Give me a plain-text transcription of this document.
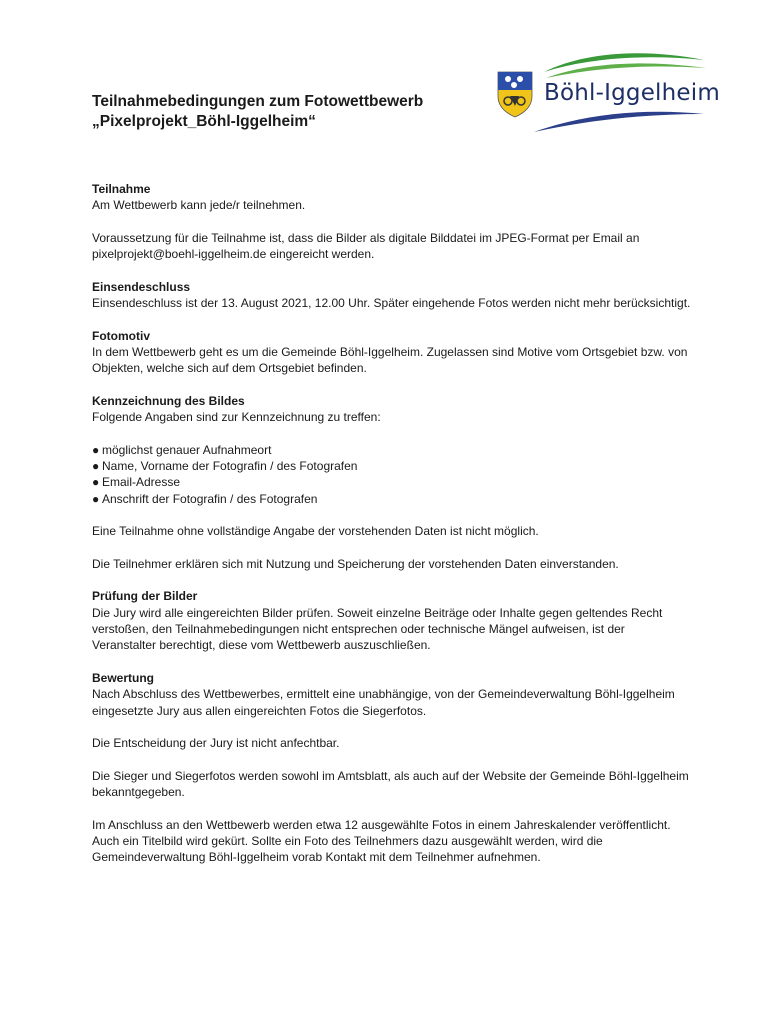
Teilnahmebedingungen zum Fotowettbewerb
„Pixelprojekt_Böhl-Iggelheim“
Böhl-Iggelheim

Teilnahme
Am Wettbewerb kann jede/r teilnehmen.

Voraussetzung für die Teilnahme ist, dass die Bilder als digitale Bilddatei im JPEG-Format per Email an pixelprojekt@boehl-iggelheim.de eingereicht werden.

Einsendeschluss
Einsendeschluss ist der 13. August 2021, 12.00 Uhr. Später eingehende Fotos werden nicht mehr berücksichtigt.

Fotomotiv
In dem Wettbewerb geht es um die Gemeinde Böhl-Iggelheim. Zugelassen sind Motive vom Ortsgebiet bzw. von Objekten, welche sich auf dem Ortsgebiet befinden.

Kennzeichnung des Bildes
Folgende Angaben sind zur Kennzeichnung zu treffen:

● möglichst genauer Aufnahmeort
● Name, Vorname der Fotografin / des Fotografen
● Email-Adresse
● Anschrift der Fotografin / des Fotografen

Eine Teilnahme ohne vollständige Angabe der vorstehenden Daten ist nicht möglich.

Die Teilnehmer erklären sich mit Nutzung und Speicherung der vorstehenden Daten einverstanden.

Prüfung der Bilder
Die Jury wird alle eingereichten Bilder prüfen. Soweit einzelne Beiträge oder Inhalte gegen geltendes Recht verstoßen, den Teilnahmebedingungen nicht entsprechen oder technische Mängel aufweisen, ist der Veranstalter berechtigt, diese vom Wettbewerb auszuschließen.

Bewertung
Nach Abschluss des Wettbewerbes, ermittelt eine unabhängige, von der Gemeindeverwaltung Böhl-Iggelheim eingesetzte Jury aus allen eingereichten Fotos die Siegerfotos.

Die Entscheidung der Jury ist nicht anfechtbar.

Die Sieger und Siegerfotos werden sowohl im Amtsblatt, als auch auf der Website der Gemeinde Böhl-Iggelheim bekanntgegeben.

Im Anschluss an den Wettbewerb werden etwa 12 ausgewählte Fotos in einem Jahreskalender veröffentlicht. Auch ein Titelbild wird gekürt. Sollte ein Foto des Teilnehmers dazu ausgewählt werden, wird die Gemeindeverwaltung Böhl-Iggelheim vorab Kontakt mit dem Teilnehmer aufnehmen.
--
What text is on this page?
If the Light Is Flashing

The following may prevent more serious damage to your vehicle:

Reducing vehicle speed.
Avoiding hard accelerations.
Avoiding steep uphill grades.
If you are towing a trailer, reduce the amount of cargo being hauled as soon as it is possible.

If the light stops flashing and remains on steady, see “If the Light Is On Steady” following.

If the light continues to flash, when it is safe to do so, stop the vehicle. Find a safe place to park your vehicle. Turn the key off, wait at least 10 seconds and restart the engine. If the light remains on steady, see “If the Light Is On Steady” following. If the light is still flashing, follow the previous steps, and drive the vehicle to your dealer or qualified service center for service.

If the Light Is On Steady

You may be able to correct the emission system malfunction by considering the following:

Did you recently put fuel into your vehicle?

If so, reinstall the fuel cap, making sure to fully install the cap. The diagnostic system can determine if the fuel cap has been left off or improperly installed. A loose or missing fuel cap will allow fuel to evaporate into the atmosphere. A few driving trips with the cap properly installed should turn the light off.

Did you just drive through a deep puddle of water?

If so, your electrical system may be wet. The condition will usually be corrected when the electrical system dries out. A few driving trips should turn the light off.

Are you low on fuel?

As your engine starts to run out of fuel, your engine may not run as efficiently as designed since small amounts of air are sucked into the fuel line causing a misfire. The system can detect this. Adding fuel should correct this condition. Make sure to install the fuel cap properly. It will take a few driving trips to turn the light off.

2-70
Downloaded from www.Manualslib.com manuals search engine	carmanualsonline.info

REQUIREMENTS → Check each line of the material above for "nicht" and say how many lines contain it, giving the number alone.

SOLUTION → 4